→ **Aim of the exercise**
Copy the records below, changing every "panel-label" to "subplot-label" and leaving everything else unchanged.

─── Records for processing ───

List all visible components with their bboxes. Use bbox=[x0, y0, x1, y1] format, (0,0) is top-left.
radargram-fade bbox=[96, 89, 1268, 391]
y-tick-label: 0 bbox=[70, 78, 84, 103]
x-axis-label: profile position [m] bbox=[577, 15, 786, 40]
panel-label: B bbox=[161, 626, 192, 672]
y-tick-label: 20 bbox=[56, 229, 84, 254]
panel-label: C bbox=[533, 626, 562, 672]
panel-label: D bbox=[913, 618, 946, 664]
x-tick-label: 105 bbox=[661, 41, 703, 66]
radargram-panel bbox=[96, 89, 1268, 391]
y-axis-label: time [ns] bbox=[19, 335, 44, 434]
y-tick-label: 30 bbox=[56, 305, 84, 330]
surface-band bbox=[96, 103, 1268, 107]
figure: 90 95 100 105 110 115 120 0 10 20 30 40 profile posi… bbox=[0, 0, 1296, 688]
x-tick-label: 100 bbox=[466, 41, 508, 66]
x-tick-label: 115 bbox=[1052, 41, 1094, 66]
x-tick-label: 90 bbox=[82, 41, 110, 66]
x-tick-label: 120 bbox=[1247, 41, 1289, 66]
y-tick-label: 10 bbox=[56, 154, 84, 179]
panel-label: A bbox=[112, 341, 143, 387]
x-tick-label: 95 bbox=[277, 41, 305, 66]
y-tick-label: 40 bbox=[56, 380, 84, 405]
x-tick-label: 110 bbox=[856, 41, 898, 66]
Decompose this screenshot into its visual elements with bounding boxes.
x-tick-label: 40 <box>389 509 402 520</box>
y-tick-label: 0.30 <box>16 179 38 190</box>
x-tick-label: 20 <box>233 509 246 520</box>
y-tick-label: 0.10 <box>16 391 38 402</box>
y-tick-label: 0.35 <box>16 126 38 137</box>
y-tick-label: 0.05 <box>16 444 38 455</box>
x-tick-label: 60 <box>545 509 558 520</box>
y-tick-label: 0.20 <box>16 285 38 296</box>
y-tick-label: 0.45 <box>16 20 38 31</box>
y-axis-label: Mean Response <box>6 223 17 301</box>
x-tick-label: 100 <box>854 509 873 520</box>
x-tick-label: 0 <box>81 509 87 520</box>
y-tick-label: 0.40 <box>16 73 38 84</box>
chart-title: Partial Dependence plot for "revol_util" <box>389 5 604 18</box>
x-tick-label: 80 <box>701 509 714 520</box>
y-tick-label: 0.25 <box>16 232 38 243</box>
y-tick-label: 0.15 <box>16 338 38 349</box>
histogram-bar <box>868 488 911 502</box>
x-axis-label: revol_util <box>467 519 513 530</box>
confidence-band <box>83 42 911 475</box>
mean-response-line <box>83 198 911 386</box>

───

→ **Answer in full**
List all visible components with their bboxes. Use bbox=[x0, y0, x1, y1] format, (0,0) is top-left.
radargram-fade bbox=[96, 89, 1268, 391]
y-tick-label: 0 bbox=[70, 78, 84, 103]
x-axis-label: profile position [m] bbox=[577, 15, 786, 40]
subplot-label: B bbox=[161, 626, 192, 672]
y-tick-label: 20 bbox=[56, 229, 84, 254]
subplot-label: C bbox=[533, 626, 562, 672]
subplot-label: D bbox=[913, 618, 946, 664]
x-tick-label: 105 bbox=[661, 41, 703, 66]
radargram-panel bbox=[96, 89, 1268, 391]
y-axis-label: time [ns] bbox=[19, 335, 44, 434]
y-tick-label: 30 bbox=[56, 305, 84, 330]
surface-band bbox=[96, 103, 1268, 107]
figure: 90 95 100 105 110 115 120 0 10 20 30 40 profile posi… bbox=[0, 0, 1296, 688]
x-tick-label: 100 bbox=[466, 41, 508, 66]
x-tick-label: 115 bbox=[1052, 41, 1094, 66]
x-tick-label: 90 bbox=[82, 41, 110, 66]
x-tick-label: 120 bbox=[1247, 41, 1289, 66]
y-tick-label: 10 bbox=[56, 154, 84, 179]
subplot-label: A bbox=[112, 341, 143, 387]
x-tick-label: 95 bbox=[277, 41, 305, 66]
y-tick-label: 40 bbox=[56, 380, 84, 405]
x-tick-label: 110 bbox=[856, 41, 898, 66]
Decompose this screenshot into its visual elements with bounding boxes.
x-tick-label: 40 <box>389 509 402 520</box>
y-tick-label: 0.30 <box>16 179 38 190</box>
x-tick-label: 20 <box>233 509 246 520</box>
y-tick-label: 0.10 <box>16 391 38 402</box>
y-tick-label: 0.35 <box>16 126 38 137</box>
y-tick-label: 0.05 <box>16 444 38 455</box>
x-tick-label: 60 <box>545 509 558 520</box>
y-tick-label: 0.20 <box>16 285 38 296</box>
y-tick-label: 0.45 <box>16 20 38 31</box>
y-axis-label: Mean Response <box>6 223 17 301</box>
x-tick-label: 100 <box>854 509 873 520</box>
x-tick-label: 0 <box>81 509 87 520</box>
y-tick-label: 0.40 <box>16 73 38 84</box>
chart-title: Partial Dependence plot for "revol_util" <box>389 5 604 18</box>
x-tick-label: 80 <box>701 509 714 520</box>
y-tick-label: 0.25 <box>16 232 38 243</box>
y-tick-label: 0.15 <box>16 338 38 349</box>
histogram-bar <box>868 488 911 502</box>
x-axis-label: revol_util <box>467 519 513 530</box>
confidence-band <box>83 42 911 475</box>
mean-response-line <box>83 198 911 386</box>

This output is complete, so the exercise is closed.